Task statement: Search the records for the word "image" and pick out every line that has it.

Rows:
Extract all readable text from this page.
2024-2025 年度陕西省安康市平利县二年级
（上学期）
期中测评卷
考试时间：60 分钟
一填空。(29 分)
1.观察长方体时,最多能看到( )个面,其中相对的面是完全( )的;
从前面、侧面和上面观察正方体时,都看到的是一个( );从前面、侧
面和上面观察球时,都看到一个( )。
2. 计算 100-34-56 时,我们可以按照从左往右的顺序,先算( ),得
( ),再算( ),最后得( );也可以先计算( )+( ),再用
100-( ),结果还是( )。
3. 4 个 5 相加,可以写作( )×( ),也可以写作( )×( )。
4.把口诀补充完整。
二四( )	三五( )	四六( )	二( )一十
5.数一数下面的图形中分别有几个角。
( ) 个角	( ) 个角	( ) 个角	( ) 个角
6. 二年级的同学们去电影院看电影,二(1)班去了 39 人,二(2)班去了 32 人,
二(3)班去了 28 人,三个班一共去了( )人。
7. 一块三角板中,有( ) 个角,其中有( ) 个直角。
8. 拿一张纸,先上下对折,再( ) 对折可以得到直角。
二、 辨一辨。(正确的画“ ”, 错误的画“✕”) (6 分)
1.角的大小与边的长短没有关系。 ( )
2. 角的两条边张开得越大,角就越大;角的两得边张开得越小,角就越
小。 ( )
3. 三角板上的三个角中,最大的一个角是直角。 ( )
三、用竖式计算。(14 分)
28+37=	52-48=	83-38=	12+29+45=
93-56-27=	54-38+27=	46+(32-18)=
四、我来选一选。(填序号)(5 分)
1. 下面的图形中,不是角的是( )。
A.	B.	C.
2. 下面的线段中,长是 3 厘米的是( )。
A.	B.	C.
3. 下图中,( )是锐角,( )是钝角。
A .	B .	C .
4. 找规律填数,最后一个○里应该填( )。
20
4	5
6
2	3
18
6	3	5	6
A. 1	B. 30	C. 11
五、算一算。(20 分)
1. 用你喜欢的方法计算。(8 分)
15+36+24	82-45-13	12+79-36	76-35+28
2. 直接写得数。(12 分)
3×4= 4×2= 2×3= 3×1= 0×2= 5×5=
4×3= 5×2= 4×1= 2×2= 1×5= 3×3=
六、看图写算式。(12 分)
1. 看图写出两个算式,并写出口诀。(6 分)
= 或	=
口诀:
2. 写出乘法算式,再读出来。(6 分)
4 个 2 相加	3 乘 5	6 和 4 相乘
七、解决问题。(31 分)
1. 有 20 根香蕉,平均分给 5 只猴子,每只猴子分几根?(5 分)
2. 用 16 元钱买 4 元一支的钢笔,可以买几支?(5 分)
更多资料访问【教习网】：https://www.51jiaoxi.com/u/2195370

---

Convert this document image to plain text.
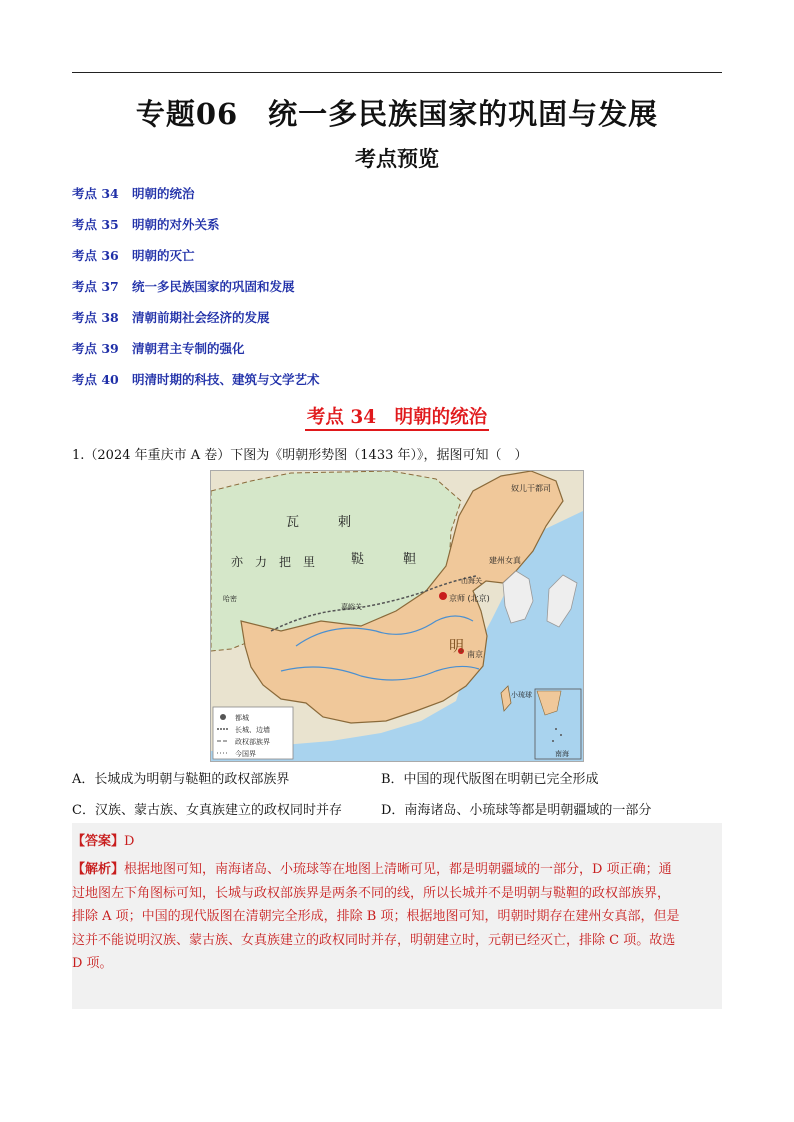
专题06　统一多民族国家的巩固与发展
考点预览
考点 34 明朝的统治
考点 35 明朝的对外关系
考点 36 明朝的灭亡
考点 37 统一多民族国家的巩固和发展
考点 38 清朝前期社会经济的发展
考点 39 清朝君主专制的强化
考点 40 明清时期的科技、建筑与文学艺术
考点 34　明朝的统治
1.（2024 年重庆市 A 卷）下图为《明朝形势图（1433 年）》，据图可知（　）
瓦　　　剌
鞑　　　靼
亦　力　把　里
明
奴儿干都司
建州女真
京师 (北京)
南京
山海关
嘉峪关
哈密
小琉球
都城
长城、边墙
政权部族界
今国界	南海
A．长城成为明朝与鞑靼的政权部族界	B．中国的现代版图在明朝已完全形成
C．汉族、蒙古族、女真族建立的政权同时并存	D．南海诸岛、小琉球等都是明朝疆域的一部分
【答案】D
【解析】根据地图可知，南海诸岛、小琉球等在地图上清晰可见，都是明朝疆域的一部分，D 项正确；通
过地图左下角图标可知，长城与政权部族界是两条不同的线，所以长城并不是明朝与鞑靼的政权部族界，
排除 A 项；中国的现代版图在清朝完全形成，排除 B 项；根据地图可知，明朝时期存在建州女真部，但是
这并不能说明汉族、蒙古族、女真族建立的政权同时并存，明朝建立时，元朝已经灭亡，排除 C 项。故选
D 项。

==

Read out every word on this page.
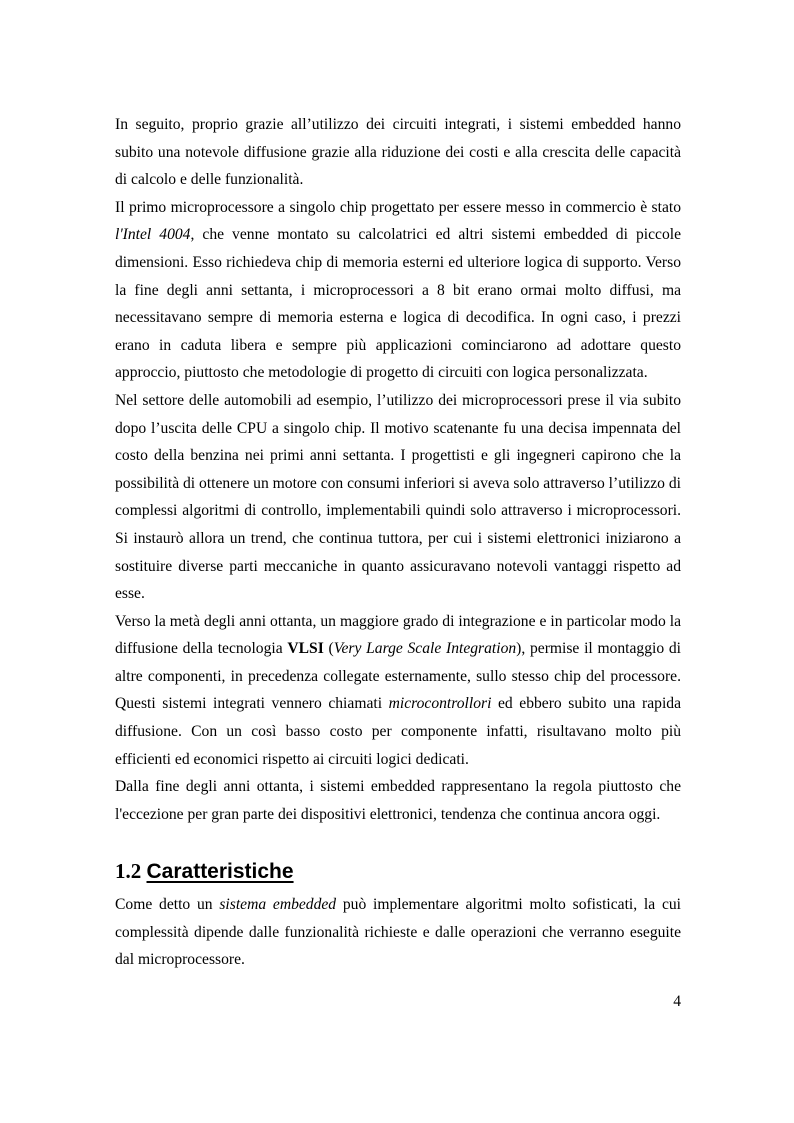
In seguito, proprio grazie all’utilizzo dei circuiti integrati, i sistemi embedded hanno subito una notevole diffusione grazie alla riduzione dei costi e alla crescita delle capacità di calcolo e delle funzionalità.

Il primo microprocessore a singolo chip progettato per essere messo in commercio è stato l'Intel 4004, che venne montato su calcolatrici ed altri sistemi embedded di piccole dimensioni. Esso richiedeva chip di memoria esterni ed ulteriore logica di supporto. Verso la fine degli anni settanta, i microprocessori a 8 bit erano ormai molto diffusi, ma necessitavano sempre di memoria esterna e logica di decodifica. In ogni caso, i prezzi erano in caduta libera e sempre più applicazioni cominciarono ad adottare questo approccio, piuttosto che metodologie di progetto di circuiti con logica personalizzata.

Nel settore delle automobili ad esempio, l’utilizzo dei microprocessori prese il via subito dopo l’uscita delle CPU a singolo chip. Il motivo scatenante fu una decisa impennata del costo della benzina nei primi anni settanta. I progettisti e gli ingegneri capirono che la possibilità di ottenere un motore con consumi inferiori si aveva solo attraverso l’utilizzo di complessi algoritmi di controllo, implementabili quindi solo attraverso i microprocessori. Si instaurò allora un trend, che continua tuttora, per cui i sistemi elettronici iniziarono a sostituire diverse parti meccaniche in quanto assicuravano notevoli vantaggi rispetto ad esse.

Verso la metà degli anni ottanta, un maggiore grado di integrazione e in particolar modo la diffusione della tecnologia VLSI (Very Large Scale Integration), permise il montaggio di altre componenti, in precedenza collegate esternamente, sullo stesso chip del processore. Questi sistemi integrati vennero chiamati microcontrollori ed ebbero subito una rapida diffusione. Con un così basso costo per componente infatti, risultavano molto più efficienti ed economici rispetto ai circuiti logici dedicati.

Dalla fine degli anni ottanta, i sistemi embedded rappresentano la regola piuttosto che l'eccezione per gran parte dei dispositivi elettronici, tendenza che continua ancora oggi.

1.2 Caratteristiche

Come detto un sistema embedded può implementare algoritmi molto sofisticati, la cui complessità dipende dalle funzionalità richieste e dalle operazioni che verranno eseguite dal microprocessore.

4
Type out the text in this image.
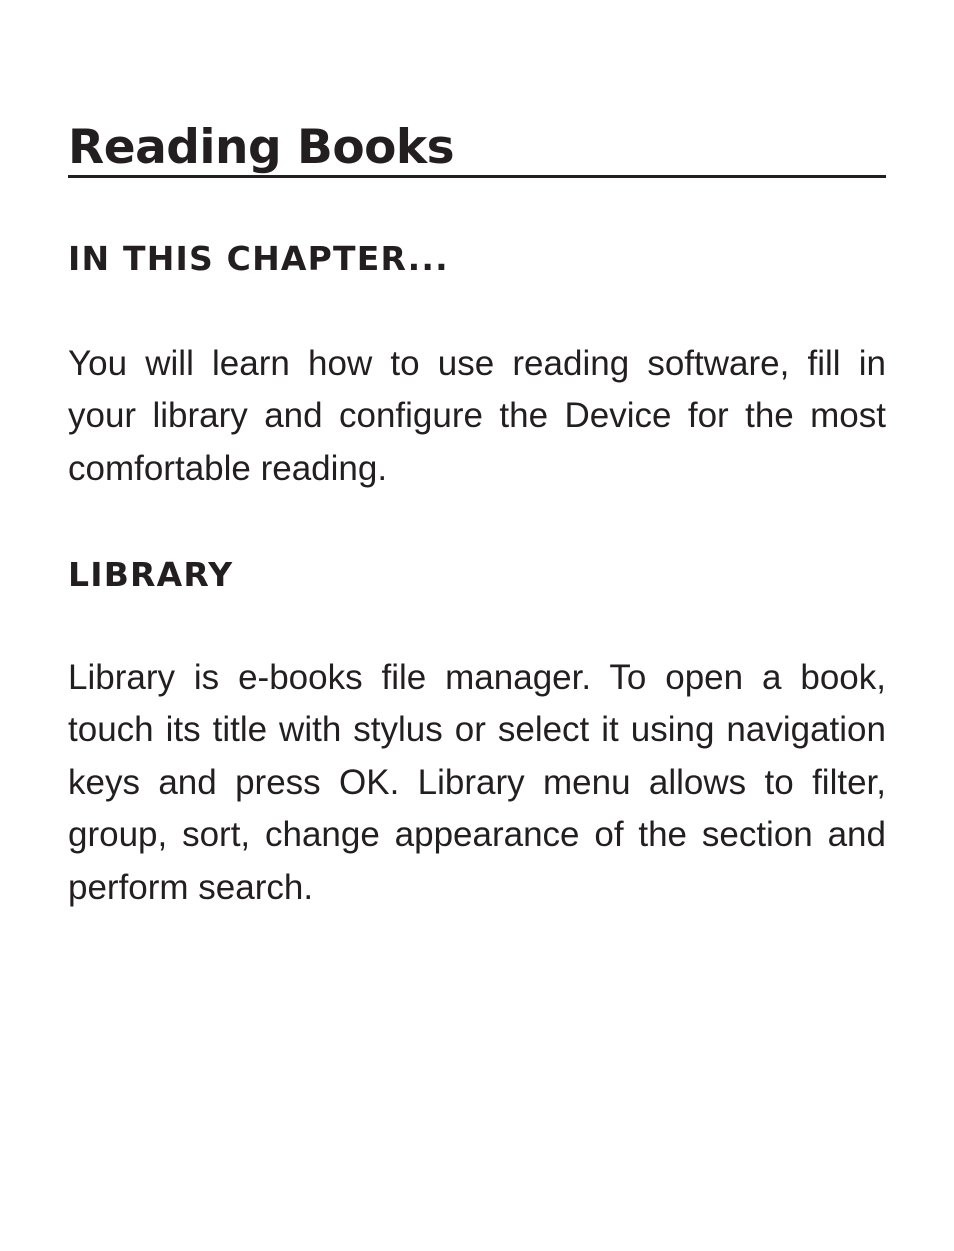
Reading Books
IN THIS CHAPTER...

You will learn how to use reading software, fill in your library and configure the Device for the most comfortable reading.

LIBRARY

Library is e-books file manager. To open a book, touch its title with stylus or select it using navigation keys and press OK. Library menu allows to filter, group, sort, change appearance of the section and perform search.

Worked answer:
Convert this document image to plain text.
Type out the text in this image.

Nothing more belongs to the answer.